Task prompt: Give exactly the lines from the one with "Give me the JSON data" through the final line of the listing below, both included, leaving out any pictures.

....................

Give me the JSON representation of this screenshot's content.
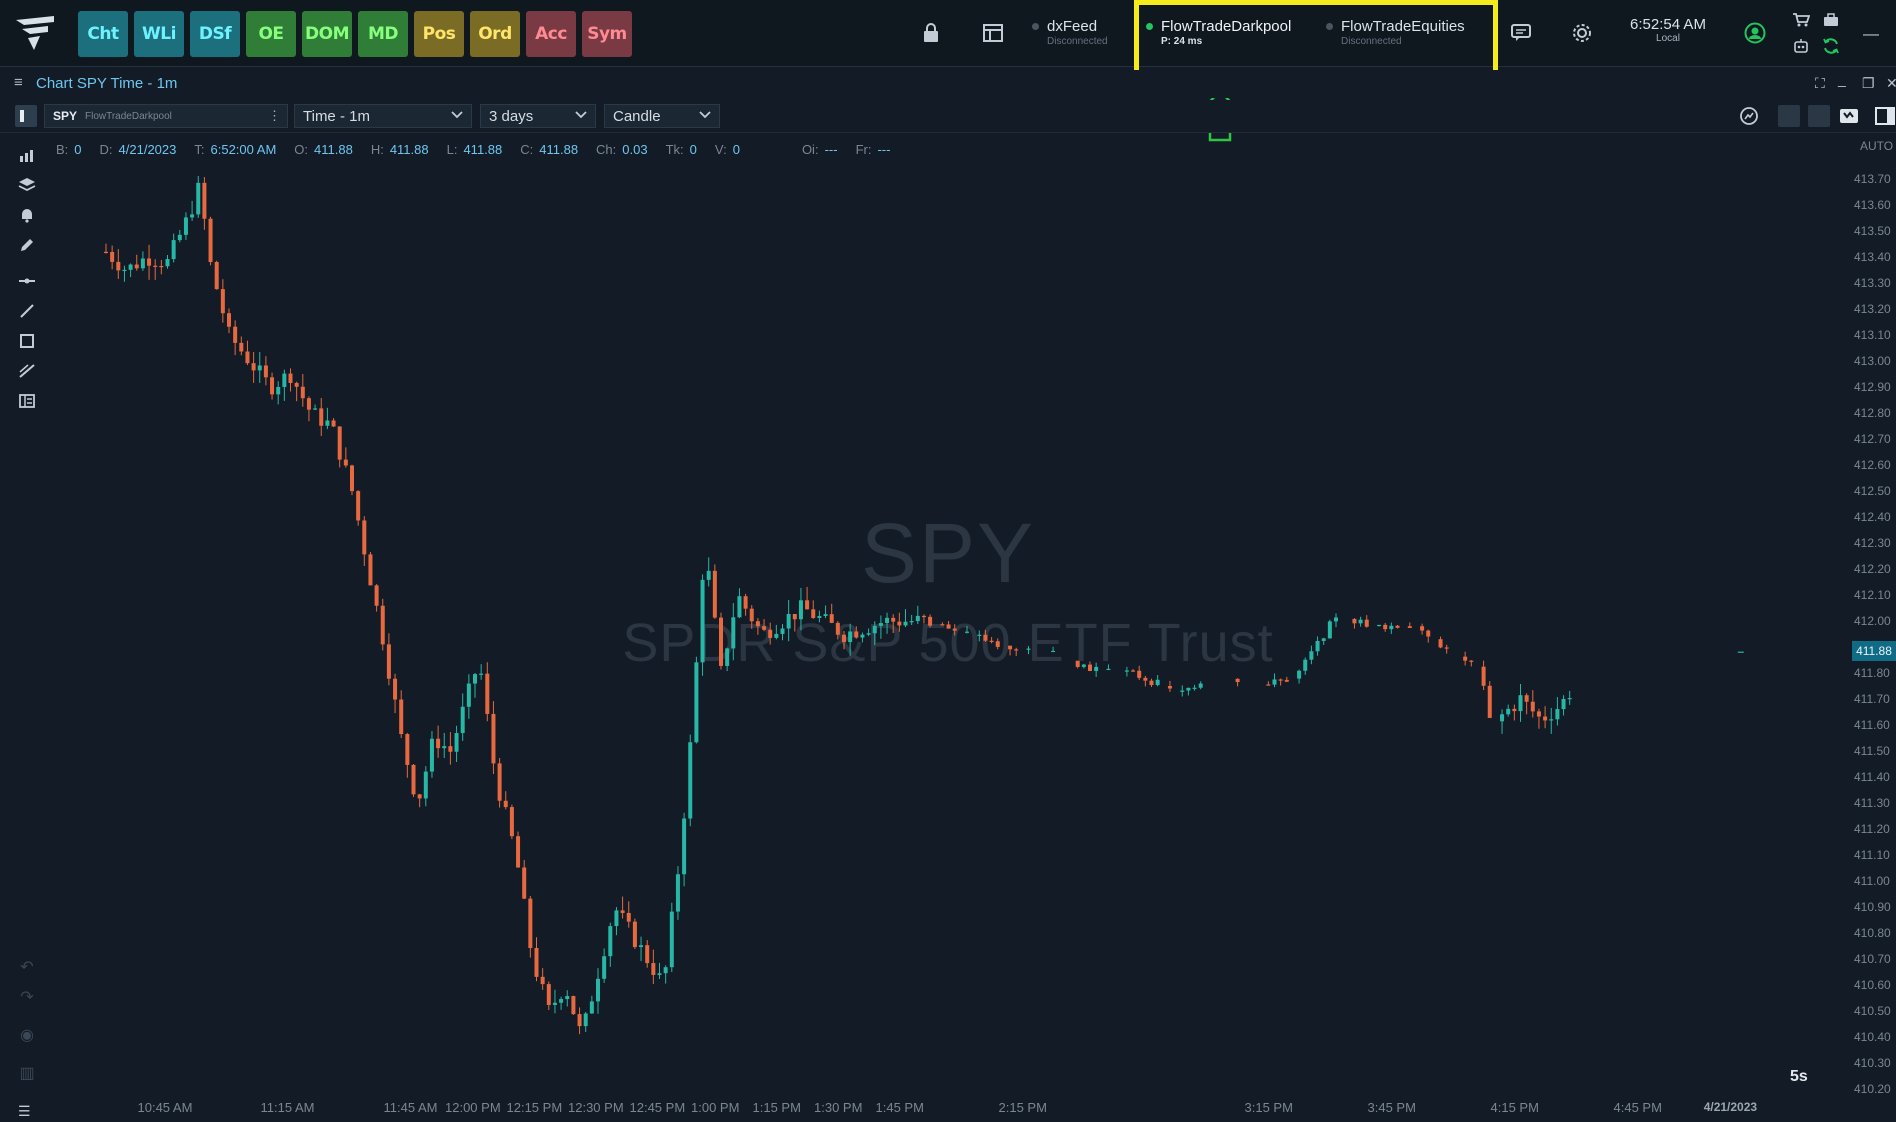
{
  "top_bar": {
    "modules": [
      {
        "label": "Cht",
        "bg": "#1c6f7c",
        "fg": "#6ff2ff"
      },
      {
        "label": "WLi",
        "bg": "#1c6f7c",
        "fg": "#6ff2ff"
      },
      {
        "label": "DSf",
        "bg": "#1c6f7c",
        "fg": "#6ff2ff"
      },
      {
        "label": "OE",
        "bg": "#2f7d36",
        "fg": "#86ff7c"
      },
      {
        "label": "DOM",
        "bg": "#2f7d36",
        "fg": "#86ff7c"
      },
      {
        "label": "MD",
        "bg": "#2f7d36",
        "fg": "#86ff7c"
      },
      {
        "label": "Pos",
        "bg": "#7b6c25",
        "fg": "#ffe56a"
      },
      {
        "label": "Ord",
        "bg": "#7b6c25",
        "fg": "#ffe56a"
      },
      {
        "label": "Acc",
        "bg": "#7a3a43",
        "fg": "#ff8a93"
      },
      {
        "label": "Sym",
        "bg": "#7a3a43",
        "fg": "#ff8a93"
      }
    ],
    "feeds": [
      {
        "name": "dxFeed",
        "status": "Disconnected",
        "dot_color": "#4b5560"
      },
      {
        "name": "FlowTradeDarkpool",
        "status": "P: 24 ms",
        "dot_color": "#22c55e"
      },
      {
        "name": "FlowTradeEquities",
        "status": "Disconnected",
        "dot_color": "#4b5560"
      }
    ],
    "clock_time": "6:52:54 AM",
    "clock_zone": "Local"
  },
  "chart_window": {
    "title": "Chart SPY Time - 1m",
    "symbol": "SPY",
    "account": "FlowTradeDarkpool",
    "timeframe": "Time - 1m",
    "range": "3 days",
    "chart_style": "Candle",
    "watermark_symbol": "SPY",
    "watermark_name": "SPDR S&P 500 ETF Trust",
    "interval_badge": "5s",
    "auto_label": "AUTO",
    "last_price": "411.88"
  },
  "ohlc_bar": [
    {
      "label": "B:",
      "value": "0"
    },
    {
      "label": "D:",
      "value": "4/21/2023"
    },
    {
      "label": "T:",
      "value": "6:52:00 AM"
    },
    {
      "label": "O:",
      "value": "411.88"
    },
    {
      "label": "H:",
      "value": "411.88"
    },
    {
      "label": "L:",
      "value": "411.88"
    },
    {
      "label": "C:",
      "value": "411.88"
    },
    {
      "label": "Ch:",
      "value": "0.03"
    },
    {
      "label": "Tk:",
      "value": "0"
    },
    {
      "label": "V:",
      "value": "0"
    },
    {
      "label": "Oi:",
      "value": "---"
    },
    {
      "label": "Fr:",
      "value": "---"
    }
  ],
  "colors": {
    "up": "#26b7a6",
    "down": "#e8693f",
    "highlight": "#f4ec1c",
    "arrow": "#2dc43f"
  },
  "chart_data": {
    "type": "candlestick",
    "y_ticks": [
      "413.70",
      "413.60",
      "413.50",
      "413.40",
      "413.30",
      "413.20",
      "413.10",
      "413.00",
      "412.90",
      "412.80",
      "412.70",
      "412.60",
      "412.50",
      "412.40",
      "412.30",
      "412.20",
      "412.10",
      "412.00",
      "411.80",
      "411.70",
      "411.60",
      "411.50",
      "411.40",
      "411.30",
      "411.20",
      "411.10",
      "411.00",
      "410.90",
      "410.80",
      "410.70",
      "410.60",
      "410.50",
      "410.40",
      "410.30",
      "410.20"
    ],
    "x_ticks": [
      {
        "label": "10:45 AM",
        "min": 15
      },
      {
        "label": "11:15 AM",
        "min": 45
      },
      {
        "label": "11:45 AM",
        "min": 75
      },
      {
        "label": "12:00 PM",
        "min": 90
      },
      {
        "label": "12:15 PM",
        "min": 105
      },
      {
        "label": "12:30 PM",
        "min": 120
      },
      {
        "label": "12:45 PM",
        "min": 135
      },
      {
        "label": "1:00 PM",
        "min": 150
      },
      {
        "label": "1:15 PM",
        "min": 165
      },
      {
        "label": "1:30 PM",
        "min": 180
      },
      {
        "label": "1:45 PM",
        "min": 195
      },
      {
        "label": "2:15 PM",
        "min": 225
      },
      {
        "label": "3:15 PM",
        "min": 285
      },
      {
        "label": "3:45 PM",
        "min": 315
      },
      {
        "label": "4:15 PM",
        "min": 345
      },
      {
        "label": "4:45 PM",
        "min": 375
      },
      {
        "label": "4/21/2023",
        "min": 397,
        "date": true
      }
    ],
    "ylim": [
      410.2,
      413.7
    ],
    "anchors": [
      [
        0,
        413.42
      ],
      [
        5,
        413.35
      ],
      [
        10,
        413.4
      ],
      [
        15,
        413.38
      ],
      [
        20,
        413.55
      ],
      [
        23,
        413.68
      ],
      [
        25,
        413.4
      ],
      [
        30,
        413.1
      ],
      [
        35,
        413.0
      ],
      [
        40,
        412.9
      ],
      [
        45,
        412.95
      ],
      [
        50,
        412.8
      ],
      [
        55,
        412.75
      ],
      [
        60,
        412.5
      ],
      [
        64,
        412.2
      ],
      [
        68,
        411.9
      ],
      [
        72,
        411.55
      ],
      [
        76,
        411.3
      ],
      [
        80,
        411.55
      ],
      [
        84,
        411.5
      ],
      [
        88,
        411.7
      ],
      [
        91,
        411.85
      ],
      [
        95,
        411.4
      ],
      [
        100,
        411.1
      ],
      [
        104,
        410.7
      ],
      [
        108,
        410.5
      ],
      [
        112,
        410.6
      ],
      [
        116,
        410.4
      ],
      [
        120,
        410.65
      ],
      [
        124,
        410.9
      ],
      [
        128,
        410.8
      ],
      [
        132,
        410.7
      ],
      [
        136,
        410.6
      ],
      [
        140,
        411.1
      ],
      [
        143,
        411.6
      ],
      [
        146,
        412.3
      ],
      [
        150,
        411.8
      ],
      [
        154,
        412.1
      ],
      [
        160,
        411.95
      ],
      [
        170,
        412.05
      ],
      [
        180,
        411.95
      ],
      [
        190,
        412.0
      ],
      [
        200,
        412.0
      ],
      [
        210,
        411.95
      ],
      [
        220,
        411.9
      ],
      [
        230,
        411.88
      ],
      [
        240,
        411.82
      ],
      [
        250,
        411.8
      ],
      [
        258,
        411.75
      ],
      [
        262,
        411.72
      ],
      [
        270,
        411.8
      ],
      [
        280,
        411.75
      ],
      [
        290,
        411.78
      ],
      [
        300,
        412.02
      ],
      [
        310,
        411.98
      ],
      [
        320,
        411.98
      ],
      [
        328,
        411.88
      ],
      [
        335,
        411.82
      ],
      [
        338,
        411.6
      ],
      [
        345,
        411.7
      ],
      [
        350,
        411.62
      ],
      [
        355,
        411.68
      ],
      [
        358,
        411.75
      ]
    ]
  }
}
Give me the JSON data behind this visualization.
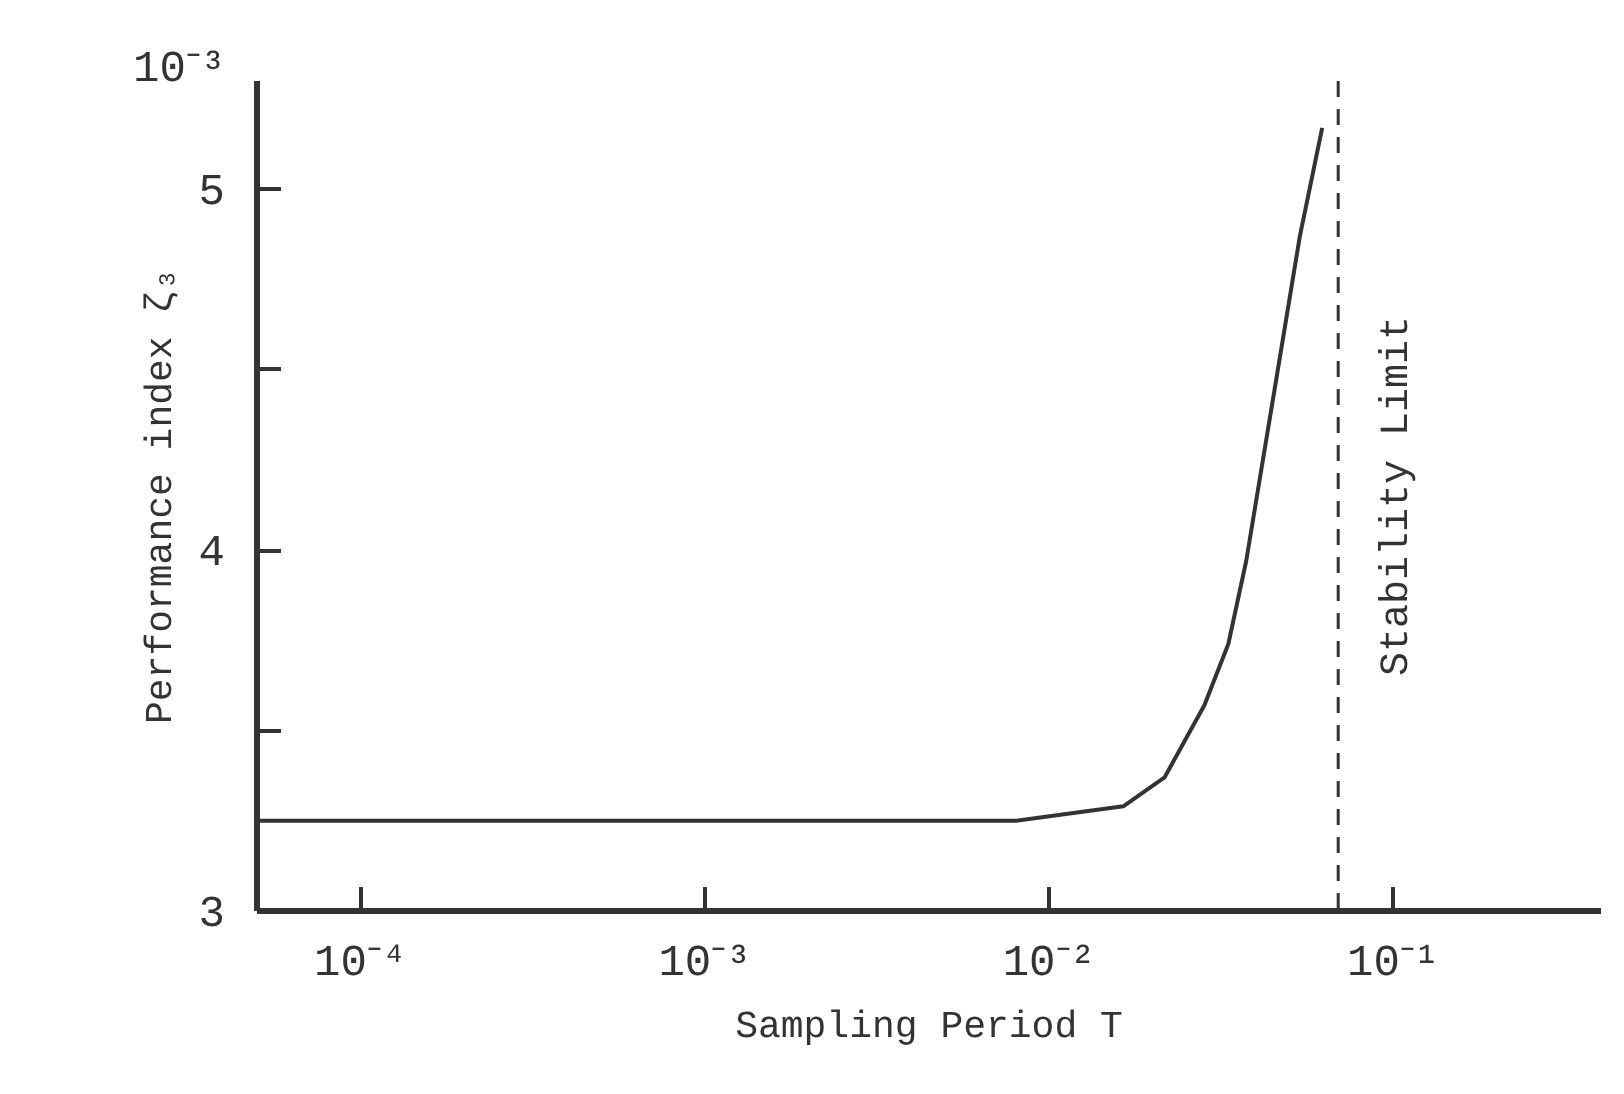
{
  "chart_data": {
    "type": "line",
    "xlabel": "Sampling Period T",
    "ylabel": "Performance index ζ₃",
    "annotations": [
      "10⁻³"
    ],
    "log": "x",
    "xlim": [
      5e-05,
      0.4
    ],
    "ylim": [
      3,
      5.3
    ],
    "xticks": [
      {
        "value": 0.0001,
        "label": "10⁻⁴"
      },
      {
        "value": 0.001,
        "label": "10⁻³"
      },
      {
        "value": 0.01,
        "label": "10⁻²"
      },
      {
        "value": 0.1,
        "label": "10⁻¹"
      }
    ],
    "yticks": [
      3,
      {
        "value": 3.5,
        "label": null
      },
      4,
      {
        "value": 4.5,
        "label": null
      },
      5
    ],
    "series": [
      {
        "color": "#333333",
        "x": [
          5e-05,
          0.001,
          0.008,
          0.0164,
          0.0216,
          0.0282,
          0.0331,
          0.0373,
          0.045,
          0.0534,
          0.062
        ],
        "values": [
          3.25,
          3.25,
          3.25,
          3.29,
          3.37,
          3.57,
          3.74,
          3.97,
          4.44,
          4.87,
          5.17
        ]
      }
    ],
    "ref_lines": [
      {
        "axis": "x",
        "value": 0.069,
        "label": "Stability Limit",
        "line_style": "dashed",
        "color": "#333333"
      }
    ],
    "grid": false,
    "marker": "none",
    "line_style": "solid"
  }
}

....................

The completed task:
Give me the JSON data behind this visualization.
{
  "chart_data": {
    "type": "line",
    "xlabel": "Sampling Period T",
    "ylabel": "Performance index ζ₃",
    "annotations": [
      "10⁻³"
    ],
    "log": "x",
    "xlim": [
      5e-05,
      0.4
    ],
    "ylim": [
      3,
      5.3
    ],
    "xticks": [
      {
        "value": 0.0001,
        "label": "10⁻⁴"
      },
      {
        "value": 0.001,
        "label": "10⁻³"
      },
      {
        "value": 0.01,
        "label": "10⁻²"
      },
      {
        "value": 0.1,
        "label": "10⁻¹"
      }
    ],
    "yticks": [
      3,
      {
        "value": 3.5,
        "label": null
      },
      4,
      {
        "value": 4.5,
        "label": null
      },
      5
    ],
    "series": [
      {
        "color": "#333333",
        "x": [
          5e-05,
          0.001,
          0.008,
          0.0164,
          0.0216,
          0.0282,
          0.0331,
          0.0373,
          0.045,
          0.0534,
          0.062
        ],
        "values": [
          3.25,
          3.25,
          3.25,
          3.29,
          3.37,
          3.57,
          3.74,
          3.97,
          4.44,
          4.87,
          5.17
        ]
      }
    ],
    "ref_lines": [
      {
        "axis": "x",
        "value": 0.069,
        "label": "Stability Limit",
        "line_style": "dashed",
        "color": "#333333"
      }
    ],
    "grid": false,
    "marker": "none",
    "line_style": "solid"
  }
}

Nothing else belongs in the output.